» MATERIAL

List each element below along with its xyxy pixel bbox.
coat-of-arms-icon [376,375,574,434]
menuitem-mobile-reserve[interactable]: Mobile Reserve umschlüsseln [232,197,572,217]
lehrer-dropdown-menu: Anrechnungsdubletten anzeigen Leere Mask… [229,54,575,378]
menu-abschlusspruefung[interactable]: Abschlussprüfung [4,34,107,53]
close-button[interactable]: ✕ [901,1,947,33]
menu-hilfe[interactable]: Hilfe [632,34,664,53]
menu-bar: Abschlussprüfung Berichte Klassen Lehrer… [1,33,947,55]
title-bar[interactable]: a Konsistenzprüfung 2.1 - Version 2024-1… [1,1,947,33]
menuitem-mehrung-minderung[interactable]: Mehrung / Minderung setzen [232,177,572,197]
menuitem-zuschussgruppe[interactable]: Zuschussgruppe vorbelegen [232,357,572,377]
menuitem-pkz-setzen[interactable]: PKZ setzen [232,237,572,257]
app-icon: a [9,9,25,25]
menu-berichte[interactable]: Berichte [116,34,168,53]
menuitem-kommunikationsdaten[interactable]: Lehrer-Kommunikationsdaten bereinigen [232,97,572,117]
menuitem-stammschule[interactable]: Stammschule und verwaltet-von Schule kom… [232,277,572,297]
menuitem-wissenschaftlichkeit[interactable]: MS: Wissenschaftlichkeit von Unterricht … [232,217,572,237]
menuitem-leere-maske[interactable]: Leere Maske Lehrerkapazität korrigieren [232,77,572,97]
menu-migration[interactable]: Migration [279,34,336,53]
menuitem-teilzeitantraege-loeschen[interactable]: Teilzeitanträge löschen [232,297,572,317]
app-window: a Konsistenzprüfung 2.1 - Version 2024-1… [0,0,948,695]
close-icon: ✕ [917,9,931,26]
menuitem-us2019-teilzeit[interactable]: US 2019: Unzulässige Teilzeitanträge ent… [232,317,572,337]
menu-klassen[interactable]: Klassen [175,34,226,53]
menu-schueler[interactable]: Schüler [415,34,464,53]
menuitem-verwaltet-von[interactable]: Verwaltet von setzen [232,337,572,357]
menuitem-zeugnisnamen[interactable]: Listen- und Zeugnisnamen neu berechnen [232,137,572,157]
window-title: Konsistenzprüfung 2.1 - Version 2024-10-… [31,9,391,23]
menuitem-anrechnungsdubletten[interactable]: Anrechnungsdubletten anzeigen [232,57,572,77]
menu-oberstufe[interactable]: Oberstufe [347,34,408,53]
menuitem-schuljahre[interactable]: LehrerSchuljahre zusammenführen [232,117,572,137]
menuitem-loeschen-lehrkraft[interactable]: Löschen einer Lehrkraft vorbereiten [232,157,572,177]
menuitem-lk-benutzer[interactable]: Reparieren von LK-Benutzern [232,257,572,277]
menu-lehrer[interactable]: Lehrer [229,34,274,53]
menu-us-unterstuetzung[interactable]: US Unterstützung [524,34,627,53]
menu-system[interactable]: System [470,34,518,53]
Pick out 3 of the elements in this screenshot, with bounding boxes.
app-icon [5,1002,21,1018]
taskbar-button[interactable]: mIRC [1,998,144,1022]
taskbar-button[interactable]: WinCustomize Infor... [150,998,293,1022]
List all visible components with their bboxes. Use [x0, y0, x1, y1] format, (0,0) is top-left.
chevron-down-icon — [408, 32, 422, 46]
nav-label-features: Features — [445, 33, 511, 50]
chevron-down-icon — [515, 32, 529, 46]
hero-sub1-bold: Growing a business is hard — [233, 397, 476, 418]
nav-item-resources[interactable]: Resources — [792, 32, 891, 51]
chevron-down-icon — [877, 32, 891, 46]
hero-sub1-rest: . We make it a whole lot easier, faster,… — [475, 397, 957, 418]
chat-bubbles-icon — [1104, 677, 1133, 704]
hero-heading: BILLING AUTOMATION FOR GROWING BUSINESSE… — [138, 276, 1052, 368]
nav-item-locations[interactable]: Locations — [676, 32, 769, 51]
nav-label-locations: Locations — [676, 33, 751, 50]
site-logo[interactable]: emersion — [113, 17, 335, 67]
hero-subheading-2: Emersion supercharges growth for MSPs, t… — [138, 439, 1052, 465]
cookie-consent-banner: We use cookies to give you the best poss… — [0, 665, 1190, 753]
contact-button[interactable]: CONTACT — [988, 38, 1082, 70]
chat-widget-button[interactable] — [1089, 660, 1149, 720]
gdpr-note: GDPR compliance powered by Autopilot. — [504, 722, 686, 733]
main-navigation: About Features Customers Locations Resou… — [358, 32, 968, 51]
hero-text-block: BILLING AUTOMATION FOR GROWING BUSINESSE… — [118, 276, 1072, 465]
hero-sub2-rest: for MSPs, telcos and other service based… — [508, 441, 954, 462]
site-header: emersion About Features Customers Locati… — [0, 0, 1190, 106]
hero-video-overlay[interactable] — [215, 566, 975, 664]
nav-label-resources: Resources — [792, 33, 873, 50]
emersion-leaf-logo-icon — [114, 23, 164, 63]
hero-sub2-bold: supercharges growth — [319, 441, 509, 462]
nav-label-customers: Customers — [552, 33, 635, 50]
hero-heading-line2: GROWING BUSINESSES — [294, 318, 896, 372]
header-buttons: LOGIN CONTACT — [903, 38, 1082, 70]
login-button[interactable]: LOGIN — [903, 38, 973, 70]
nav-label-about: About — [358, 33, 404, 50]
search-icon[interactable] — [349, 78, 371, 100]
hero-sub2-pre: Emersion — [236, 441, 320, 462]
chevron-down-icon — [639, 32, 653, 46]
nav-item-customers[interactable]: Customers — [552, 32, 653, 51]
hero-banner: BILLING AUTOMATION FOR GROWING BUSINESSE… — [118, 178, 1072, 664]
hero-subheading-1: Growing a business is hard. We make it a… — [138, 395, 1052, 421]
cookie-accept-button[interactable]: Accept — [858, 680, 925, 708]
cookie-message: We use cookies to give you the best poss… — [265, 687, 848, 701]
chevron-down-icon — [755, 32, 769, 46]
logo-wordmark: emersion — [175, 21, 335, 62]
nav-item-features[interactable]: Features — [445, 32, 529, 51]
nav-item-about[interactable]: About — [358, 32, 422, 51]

» TO BE DONE
Recast every line of the rows above as a JSON array of strings, one string per line, omitting blank lines.

» FINISHED ANSWER
[
  "List each element below along with its xyxy pixel bbox.",
  "coat-of-arms-icon [376,375,574,434]",
  "menuitem-mobile-reserve[interactable]: Mobile Reserve umschlüsseln [232,197,572,217]",
  "lehrer-dropdown-menu: Anrechnungsdubletten anzeigen Leere Mask… [229,54,575,378]",
  "menu-abschlusspruefung[interactable]: Abschlussprüfung [4,34,107,53]",
  "close-button[interactable]: ✕ [901,1,947,33]",
  "menu-hilfe[interactable]: Hilfe [632,34,664,53]",
  "menu-bar: Abschlussprüfung Berichte Klassen Lehrer… [1,33,947,55]",
  "title-bar[interactable]: a Konsistenzprüfung 2.1 - Version 2024-1… [1,1,947,33]",
  "menuitem-mehrung-minderung[interactable]: Mehrung / Minderung setzen [232,177,572,197]",
  "menuitem-zuschussgruppe[interactable]: Zuschussgruppe vorbelegen [232,357,572,377]",
  "menuitem-pkz-setzen[interactable]: PKZ setzen [232,237,572,257]",
  "app-icon: a [9,9,25,25]",
  "menu-berichte[interactable]: Berichte [116,34,168,53]",
  "menuitem-kommunikationsdaten[interactable]: Lehrer-Kommunikationsdaten bereinigen [232,97,572,117]",
  "menuitem-stammschule[interactable]: Stammschule und verwaltet-von Schule kom… [232,277,572,297]",
  "menuitem-wissenschaftlichkeit[interactable]: MS: Wissenschaftlichkeit von Unterricht … [232,217,572,237]",
  "menuitem-leere-maske[interactable]: Leere Maske Lehrerkapazität korrigieren [232,77,572,97]",
  "menu-migration[interactable]: Migration [279,34,336,53]",
  "menuitem-teilzeitantraege-loeschen[interactable]: Teilzeitanträge löschen [232,297,572,317]",
  "app-window: a Konsistenzprüfung 2.1 - Version 2024-1… [0,0,948,695]",
  "close-icon: ✕ [917,9,931,26]",
  "menuitem-us2019-teilzeit[interactable]: US 2019: Unzulässige Teilzeitanträge ent… [232,317,572,337]",
  "menu-klassen[interactable]: Klassen [175,34,226,53]",
  "menu-schueler[interactable]: Schüler [415,34,464,53]",
  "menuitem-verwaltet-von[interactable]: Verwaltet von setzen [232,337,572,357]",
  "menuitem-zeugnisnamen[interactable]: Listen- und Zeugnisnamen neu berechnen [232,137,572,157]",
  "window-title: Konsistenzprüfung 2.1 - Version 2024-10-… [31,9,391,23]",
  "menuitem-anrechnungsdubletten[interactable]: Anrechnungsdubletten anzeigen [232,57,572,77]",
  "menu-oberstufe[interactable]: Oberstufe [347,34,408,53]",
  "menuitem-schuljahre[interactable]: LehrerSchuljahre zusammenführen [232,117,572,137]",
  "menuitem-loeschen-lehrkraft[interactable]: Löschen einer Lehrkraft vorbereiten [232,157,572,177]",
  "menuitem-lk-benutzer[interactable]: Reparieren von LK-Benutzern [232,257,572,277]",
  "menu-lehrer[interactable]: Lehrer [229,34,274,53]",
  "menu-us-unterstuetzung[interactable]: US Unterstützung [524,34,627,53]",
  "menu-system[interactable]: System [470,34,518,53]",
  "Pick out 3 of the elements in this screenshot, with bounding boxes.",
  "app-icon [5,1002,21,1018]",
  "taskbar-button[interactable]: mIRC [1,998,144,1022]",
  "taskbar-button[interactable]: WinCustomize Infor... [150,998,293,1022]",
  "List all visible components with their bboxes. Use [x0, y0, x1, y1] format, (0,0) is top-left.",
  "chevron-down-icon — [408, 32, 422, 46]",
  "nav-label-features: Features — [445, 33, 511, 50]",
  "chevron-down-icon — [515, 32, 529, 46]",
  "hero-sub1-bold: Growing a business is hard — [233, 397, 476, 418]",
  "nav-item-resources[interactable]: Resources — [792, 32, 891, 51]",
  "chevron-down-icon — [877, 32, 891, 46]",
  "hero-sub1-rest: . We make it a whole lot easier, faster,… — [475, 397, 957, 418]",
  "chat-bubbles-icon — [1104, 677, 1133, 704]",
  "hero-heading: BILLING AUTOMATION FOR GROWING BUSINESSE… — [138, 276, 1052, 368]",
  "nav-item-locations[interactable]: Locations — [676, 32, 769, 51]",
  "nav-label-locations: Locations — [676, 33, 751, 50]",
  "site-logo[interactable]: emersion — [113, 17, 335, 67]",
  "hero-subheading-2: Emersion supercharges growth for MSPs, t… — [138, 439, 1052, 465]",
  "cookie-consent-banner: We use cookies to give you the best poss… — [0, 665, 1190, 753]",
  "contact-button[interactable]: CONTACT — [988, 38, 1082, 70]",
  "chat-widget-button[interactable] — [1089, 660, 1149, 720]",
  "gdpr-note: GDPR compliance powered by Autopilot. — [504, 722, 686, 733]",
  "main-navigation: About Features Customers Locations Resou… — [358, 32, 968, 51]",
  "hero-text-block: BILLING AUTOMATION FOR GROWING BUSINESSE… — [118, 276, 1072, 465]",
  "hero-sub2-rest: for MSPs, telcos and other service based… — [508, 441, 954, 462]",
  "site-header: emersion About Features Customers Locati… — [0, 0, 1190, 106]",
  "hero-video-overlay[interactable] — [215, 566, 975, 664]",
  "nav-label-resources: Resources — [792, 33, 873, 50]",
  "emersion-leaf-logo-icon — [114, 23, 164, 63]",
  "hero-sub2-bold: supercharges growth — [319, 441, 509, 462]",
  "nav-label-customers: Customers — [552, 33, 635, 50]",
  "hero-heading-line2: GROWING BUSINESSES — [294, 318, 896, 372]",
  "header-buttons: LOGIN CONTACT — [903, 38, 1082, 70]",
  "login-button[interactable]: LOGIN — [903, 38, 973, 70]",
  "nav-label-about: About — [358, 33, 404, 50]",
  "search-icon[interactable] — [349, 78, 371, 100]",
  "hero-sub2-pre: Emersion — [236, 441, 320, 462]",
  "chevron-down-icon — [639, 32, 653, 46]",
  "nav-item-customers[interactable]: Customers — [552, 32, 653, 51]",
  "hero-banner: BILLING AUTOMATION FOR GROWING BUSINESSE… — [118, 178, 1072, 664]",
  "hero-subheading-1: Growing a business is hard. We make it a… — [138, 395, 1052, 421]",
  "cookie-accept-button[interactable]: Accept — [858, 680, 925, 708]",
  "cookie-message: We use cookies to give you the best poss… — [265, 687, 848, 701]",
  "chevron-down-icon — [755, 32, 769, 46]",
  "logo-wordmark: emersion — [175, 21, 335, 62]",
  "nav-item-features[interactable]: Features — [445, 32, 529, 51]",
  "nav-item-about[interactable]: About — [358, 32, 422, 51]"
]